# [Do this]
Repeat all entries exactly.

# [Extracted information]

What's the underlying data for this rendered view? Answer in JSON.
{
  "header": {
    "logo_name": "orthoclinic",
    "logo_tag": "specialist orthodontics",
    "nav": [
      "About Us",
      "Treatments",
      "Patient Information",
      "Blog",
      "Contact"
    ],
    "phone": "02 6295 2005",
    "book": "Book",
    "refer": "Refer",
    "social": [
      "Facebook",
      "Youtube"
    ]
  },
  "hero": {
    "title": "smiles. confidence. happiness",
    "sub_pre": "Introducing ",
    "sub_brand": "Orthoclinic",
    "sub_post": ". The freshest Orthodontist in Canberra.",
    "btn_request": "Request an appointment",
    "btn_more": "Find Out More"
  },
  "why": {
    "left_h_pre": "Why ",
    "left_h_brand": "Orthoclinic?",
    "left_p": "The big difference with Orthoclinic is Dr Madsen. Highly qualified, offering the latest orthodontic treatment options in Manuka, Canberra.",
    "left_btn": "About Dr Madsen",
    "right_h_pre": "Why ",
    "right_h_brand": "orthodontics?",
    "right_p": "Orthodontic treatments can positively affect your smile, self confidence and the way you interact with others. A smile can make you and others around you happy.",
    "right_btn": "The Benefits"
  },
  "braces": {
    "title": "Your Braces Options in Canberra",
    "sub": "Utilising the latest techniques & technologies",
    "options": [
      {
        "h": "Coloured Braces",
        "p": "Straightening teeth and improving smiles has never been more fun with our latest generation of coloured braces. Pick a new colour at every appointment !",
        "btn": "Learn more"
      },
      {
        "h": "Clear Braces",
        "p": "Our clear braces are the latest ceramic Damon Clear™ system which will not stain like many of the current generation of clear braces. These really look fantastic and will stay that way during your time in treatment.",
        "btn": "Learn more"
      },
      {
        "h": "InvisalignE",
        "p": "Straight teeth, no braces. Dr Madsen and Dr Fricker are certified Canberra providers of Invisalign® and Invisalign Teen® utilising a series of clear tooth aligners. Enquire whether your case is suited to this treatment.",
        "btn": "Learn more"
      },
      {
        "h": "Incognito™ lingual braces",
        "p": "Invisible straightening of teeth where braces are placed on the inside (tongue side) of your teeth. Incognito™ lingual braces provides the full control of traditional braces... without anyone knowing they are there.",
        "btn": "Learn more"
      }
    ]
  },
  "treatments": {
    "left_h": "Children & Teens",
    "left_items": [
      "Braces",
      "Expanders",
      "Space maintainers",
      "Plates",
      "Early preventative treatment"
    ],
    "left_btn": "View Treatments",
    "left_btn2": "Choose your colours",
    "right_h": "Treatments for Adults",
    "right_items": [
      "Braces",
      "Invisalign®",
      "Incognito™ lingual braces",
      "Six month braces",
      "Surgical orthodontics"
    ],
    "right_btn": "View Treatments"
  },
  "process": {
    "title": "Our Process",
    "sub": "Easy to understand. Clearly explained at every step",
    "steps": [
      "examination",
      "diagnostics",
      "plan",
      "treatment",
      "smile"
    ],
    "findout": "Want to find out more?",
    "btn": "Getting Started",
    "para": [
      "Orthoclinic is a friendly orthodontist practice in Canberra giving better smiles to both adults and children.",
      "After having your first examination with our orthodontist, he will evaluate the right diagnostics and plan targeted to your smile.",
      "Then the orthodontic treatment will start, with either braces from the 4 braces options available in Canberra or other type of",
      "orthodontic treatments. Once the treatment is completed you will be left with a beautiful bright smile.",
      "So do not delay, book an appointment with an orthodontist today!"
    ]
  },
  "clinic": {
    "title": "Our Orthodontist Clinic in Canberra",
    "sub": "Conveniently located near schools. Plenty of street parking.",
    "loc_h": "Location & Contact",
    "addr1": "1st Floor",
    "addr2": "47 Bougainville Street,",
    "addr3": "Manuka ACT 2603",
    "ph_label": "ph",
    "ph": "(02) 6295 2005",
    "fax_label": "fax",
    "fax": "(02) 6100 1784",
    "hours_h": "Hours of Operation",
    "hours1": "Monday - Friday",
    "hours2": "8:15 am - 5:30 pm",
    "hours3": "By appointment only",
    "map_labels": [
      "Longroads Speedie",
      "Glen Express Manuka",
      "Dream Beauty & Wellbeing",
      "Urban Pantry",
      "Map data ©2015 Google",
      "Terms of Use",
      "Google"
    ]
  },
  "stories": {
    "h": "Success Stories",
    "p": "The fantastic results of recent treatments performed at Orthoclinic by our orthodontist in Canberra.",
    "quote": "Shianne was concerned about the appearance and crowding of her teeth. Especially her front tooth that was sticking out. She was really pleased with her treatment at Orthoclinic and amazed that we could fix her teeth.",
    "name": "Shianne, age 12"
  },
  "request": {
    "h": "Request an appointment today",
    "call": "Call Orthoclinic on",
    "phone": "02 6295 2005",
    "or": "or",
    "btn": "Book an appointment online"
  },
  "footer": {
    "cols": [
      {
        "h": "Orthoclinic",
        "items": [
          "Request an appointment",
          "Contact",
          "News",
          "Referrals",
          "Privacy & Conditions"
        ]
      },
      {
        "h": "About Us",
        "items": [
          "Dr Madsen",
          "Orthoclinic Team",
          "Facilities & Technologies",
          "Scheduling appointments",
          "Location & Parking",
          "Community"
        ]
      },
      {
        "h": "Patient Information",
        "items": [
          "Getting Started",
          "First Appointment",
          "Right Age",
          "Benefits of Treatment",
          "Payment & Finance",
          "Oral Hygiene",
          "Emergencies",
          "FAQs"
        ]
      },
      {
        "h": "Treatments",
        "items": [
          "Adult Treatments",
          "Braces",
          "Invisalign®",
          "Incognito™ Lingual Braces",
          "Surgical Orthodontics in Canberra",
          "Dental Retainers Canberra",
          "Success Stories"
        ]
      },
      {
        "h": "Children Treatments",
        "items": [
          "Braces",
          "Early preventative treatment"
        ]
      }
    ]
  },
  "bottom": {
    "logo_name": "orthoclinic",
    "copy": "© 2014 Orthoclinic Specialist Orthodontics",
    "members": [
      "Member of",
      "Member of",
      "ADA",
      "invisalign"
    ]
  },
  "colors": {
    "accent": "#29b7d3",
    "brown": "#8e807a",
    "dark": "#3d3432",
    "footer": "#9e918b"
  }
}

# [Response to this task]
What's the underlying data for this rendered view? Answer in JSON.
{
  "header": {
    "logo_name": "orthoclinic",
    "logo_tag": "specialist orthodontics",
    "nav": [
      "About Us",
      "Treatments",
      "Patient Information",
      "Blog",
      "Contact"
    ],
    "phone": "02 6295 2005",
    "book": "Book",
    "refer": "Refer",
    "social": [
      "Facebook",
      "Youtube"
    ]
  },
  "hero": {
    "title": "smiles. confidence. happiness",
    "sub_pre": "Introducing ",
    "sub_brand": "Orthoclinic",
    "sub_post": ". The freshest Orthodontist in Canberra.",
    "btn_request": "Request an appointment",
    "btn_more": "Find Out More"
  },
  "why": {
    "left_h_pre": "Why ",
    "left_h_brand": "Orthoclinic?",
    "left_p": "The big difference with Orthoclinic is Dr Madsen. Highly qualified, offering the latest orthodontic treatment options in Manuka, Canberra.",
    "left_btn": "About Dr Madsen",
    "right_h_pre": "Why ",
    "right_h_brand": "orthodontics?",
    "right_p": "Orthodontic treatments can positively affect your smile, self confidence and the way you interact with others. A smile can make you and others around you happy.",
    "right_btn": "The Benefits"
  },
  "braces": {
    "title": "Your Braces Options in Canberra",
    "sub": "Utilising the latest techniques & technologies",
    "options": [
      {
        "h": "Coloured Braces",
        "p": "Straightening teeth and improving smiles has never been more fun with our latest generation of coloured braces. Pick a new colour at every appointment !",
        "btn": "Learn more"
      },
      {
        "h": "Clear Braces",
        "p": "Our clear braces are the latest ceramic Damon Clear™ system which will not stain like many of the current generation of clear braces. These really look fantastic and will stay that way during your time in treatment.",
        "btn": "Learn more"
      },
      {
        "h": "InvisalignE",
        "p": "Straight teeth, no braces. Dr Madsen and Dr Fricker are certified Canberra providers of Invisalign® and Invisalign Teen® utilising a series of clear tooth aligners. Enquire whether your case is suited to this treatment.",
        "btn": "Learn more"
      },
      {
        "h": "Incognito™ lingual braces",
        "p": "Invisible straightening of teeth where braces are placed on the inside (tongue side) of your teeth. Incognito™ lingual braces provides the full control of traditional braces... without anyone knowing they are there.",
        "btn": "Learn more"
      }
    ]
  },
  "treatments": {
    "left_h": "Children & Teens",
    "left_items": [
      "Braces",
      "Expanders",
      "Space maintainers",
      "Plates",
      "Early preventative treatment"
    ],
    "left_btn": "View Treatments",
    "left_btn2": "Choose your colours",
    "right_h": "Treatments for Adults",
    "right_items": [
      "Braces",
      "Invisalign®",
      "Incognito™ lingual braces",
      "Six month braces",
      "Surgical orthodontics"
    ],
    "right_btn": "View Treatments"
  },
  "process": {
    "title": "Our Process",
    "sub": "Easy to understand. Clearly explained at every step",
    "steps": [
      "examination",
      "diagnostics",
      "plan",
      "treatment",
      "smile"
    ],
    "findout": "Want to find out more?",
    "btn": "Getting Started",
    "para": [
      "Orthoclinic is a friendly orthodontist practice in Canberra giving better smiles to both adults and children.",
      "After having your first examination with our orthodontist, he will evaluate the right diagnostics and plan targeted to your smile.",
      "Then the orthodontic treatment will start, with either braces from the 4 braces options available in Canberra or other type of",
      "orthodontic treatments. Once the treatment is completed you will be left with a beautiful bright smile.",
      "So do not delay, book an appointment with an orthodontist today!"
    ]
  },
  "clinic": {
    "title": "Our Orthodontist Clinic in Canberra",
    "sub": "Conveniently located near schools. Plenty of street parking.",
    "loc_h": "Location & Contact",
    "addr1": "1st Floor",
    "addr2": "47 Bougainville Street,",
    "addr3": "Manuka ACT 2603",
    "ph_label": "ph",
    "ph": "(02) 6295 2005",
    "fax_label": "fax",
    "fax": "(02) 6100 1784",
    "hours_h": "Hours of Operation",
    "hours1": "Monday - Friday",
    "hours2": "8:15 am - 5:30 pm",
    "hours3": "By appointment only",
    "map_labels": [
      "Longroads Speedie",
      "Glen Express Manuka",
      "Dream Beauty & Wellbeing",
      "Urban Pantry",
      "Map data ©2015 Google",
      "Terms of Use",
      "Google"
    ]
  },
  "stories": {
    "h": "Success Stories",
    "p": "The fantastic results of recent treatments performed at Orthoclinic by our orthodontist in Canberra.",
    "quote": "Shianne was concerned about the appearance and crowding of her teeth. Especially her front tooth that was sticking out. She was really pleased with her treatment at Orthoclinic and amazed that we could fix her teeth.",
    "name": "Shianne, age 12"
  },
  "request": {
    "h": "Request an appointment today",
    "call": "Call Orthoclinic on",
    "phone": "02 6295 2005",
    "or": "or",
    "btn": "Book an appointment online"
  },
  "footer": {
    "cols": [
      {
        "h": "Orthoclinic",
        "items": [
          "Request an appointment",
          "Contact",
          "News",
          "Referrals",
          "Privacy & Conditions"
        ]
      },
      {
        "h": "About Us",
        "items": [
          "Dr Madsen",
          "Orthoclinic Team",
          "Facilities & Technologies",
          "Scheduling appointments",
          "Location & Parking",
          "Community"
        ]
      },
      {
        "h": "Patient Information",
        "items": [
          "Getting Started",
          "First Appointment",
          "Right Age",
          "Benefits of Treatment",
          "Payment & Finance",
          "Oral Hygiene",
          "Emergencies",
          "FAQs"
        ]
      },
      {
        "h": "Treatments",
        "items": [
          "Adult Treatments",
          "Braces",
          "Invisalign®",
          "Incognito™ Lingual Braces",
          "Surgical Orthodontics in Canberra",
          "Dental Retainers Canberra",
          "Success Stories"
        ]
      },
      {
        "h": "Children Treatments",
        "items": [
          "Braces",
          "Early preventative treatment"
        ]
      }
    ]
  },
  "bottom": {
    "logo_name": "orthoclinic",
    "copy": "© 2014 Orthoclinic Specialist Orthodontics",
    "members": [
      "Member of",
      "Member of",
      "ADA",
      "invisalign"
    ]
  },
  "colors": {
    "accent": "#29b7d3",
    "brown": "#8e807a",
    "dark": "#3d3432",
    "footer": "#9e918b"
  }
}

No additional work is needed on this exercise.